What the exercise asks:
The records that follow must be reproduced in full, exactly as written.
──────── Dataset records
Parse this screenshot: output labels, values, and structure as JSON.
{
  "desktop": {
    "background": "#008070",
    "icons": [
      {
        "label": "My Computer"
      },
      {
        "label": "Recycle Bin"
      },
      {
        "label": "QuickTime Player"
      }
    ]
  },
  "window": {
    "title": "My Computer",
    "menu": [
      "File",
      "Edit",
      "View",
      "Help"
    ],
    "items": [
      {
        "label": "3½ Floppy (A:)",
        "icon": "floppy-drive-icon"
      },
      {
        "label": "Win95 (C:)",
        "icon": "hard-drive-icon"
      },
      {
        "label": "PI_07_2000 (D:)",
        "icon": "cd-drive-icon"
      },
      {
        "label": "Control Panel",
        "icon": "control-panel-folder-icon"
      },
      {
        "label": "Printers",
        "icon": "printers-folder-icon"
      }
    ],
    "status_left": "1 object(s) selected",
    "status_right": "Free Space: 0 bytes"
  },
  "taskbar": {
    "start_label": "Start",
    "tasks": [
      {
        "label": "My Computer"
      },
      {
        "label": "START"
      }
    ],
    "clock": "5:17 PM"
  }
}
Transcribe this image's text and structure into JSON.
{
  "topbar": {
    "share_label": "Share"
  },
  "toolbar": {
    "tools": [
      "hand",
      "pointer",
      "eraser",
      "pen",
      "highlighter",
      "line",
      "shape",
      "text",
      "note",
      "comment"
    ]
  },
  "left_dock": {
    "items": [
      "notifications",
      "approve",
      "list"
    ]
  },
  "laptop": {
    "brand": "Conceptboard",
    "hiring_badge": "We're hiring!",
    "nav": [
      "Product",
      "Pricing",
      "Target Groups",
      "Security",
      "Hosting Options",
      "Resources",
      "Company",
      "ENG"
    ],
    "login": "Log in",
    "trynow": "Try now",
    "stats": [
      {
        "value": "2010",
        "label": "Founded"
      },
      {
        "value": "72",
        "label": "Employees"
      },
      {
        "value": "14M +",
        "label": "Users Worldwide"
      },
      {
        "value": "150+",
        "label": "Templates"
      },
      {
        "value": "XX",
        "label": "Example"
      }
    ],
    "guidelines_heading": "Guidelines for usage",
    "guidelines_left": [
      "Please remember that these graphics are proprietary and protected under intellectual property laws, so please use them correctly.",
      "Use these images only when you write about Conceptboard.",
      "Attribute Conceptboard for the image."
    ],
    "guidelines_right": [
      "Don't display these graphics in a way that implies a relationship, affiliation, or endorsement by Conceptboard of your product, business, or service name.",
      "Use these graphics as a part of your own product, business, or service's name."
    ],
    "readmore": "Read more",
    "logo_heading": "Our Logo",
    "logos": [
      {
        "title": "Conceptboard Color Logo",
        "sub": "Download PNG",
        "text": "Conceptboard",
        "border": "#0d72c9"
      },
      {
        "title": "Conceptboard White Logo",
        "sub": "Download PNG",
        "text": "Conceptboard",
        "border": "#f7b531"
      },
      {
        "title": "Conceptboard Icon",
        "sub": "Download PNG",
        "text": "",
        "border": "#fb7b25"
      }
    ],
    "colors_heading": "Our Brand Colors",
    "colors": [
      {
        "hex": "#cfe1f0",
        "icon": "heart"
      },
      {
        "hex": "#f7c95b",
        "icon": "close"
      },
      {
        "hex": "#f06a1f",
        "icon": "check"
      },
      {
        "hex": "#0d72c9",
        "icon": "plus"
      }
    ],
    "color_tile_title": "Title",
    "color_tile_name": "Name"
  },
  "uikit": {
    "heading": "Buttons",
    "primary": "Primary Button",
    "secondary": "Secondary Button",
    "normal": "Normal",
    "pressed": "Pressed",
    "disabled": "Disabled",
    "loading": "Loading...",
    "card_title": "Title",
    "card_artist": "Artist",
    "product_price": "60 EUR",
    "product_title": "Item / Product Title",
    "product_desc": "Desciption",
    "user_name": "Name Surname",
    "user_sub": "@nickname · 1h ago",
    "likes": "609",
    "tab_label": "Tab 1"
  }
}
────────────────
Solution for this task:
Parse this screenshot: output labels, values, and structure as JSON.
{
  "desktop": {
    "background": "#008070",
    "icons": [
      {
        "label": "My Computer"
      },
      {
        "label": "Recycle Bin"
      },
      {
        "label": "QuickTime Player"
      }
    ]
  },
  "window": {
    "title": "My Computer",
    "menu": [
      "File",
      "Edit",
      "View",
      "Help"
    ],
    "items": [
      {
        "label": "3½ Floppy (A:)",
        "icon": "floppy-drive-icon"
      },
      {
        "label": "Win95 (C:)",
        "icon": "hard-drive-icon"
      },
      {
        "label": "PI_07_2000 (D:)",
        "icon": "cd-drive-icon"
      },
      {
        "label": "Control Panel",
        "icon": "control-panel-folder-icon"
      },
      {
        "label": "Printers",
        "icon": "printers-folder-icon"
      }
    ],
    "status_left": "1 object(s) selected",
    "status_right": "Free Space: 0 bytes"
  },
  "taskbar": {
    "start_label": "Start",
    "tasks": [
      {
        "label": "My Computer"
      },
      {
        "label": "START"
      }
    ],
    "clock": "5:17 PM"
  }
}
Transcribe this image's text and structure into JSON.
{
  "topbar": {
    "share_label": "Share"
  },
  "toolbar": {
    "tools": [
      "hand",
      "pointer",
      "eraser",
      "pen",
      "highlighter",
      "line",
      "shape",
      "text",
      "note",
      "comment"
    ]
  },
  "left_dock": {
    "items": [
      "notifications",
      "approve",
      "list"
    ]
  },
  "laptop": {
    "brand": "Conceptboard",
    "hiring_badge": "We're hiring!",
    "nav": [
      "Product",
      "Pricing",
      "Target Groups",
      "Security",
      "Hosting Options",
      "Resources",
      "Company",
      "ENG"
    ],
    "login": "Log in",
    "trynow": "Try now",
    "stats": [
      {
        "value": "2010",
        "label": "Founded"
      },
      {
        "value": "72",
        "label": "Employees"
      },
      {
        "value": "14M +",
        "label": "Users Worldwide"
      },
      {
        "value": "150+",
        "label": "Templates"
      },
      {
        "value": "XX",
        "label": "Example"
      }
    ],
    "guidelines_heading": "Guidelines for usage",
    "guidelines_left": [
      "Please remember that these graphics are proprietary and protected under intellectual property laws, so please use them correctly.",
      "Use these images only when you write about Conceptboard.",
      "Attribute Conceptboard for the image."
    ],
    "guidelines_right": [
      "Don't display these graphics in a way that implies a relationship, affiliation, or endorsement by Conceptboard of your product, business, or service name.",
      "Use these graphics as a part of your own product, business, or service's name."
    ],
    "readmore": "Read more",
    "logo_heading": "Our Logo",
    "logos": [
      {
        "title": "Conceptboard Color Logo",
        "sub": "Download PNG",
        "text": "Conceptboard",
        "border": "#0d72c9"
      },
      {
        "title": "Conceptboard White Logo",
        "sub": "Download PNG",
        "text": "Conceptboard",
        "border": "#f7b531"
      },
      {
        "title": "Conceptboard Icon",
        "sub": "Download PNG",
        "text": "",
        "border": "#fb7b25"
      }
    ],
    "colors_heading": "Our Brand Colors",
    "colors": [
      {
        "hex": "#cfe1f0",
        "icon": "heart"
      },
      {
        "hex": "#f7c95b",
        "icon": "close"
      },
      {
        "hex": "#f06a1f",
        "icon": "check"
      },
      {
        "hex": "#0d72c9",
        "icon": "plus"
      }
    ],
    "color_tile_title": "Title",
    "color_tile_name": "Name"
  },
  "uikit": {
    "heading": "Buttons",
    "primary": "Primary Button",
    "secondary": "Secondary Button",
    "normal": "Normal",
    "pressed": "Pressed",
    "disabled": "Disabled",
    "loading": "Loading...",
    "card_title": "Title",
    "card_artist": "Artist",
    "product_price": "60 EUR",
    "product_title": "Item / Product Title",
    "product_desc": "Desciption",
    "user_name": "Name Surname",
    "user_sub": "@nickname · 1h ago",
    "likes": "609",
    "tab_label": "Tab 1"
  }
}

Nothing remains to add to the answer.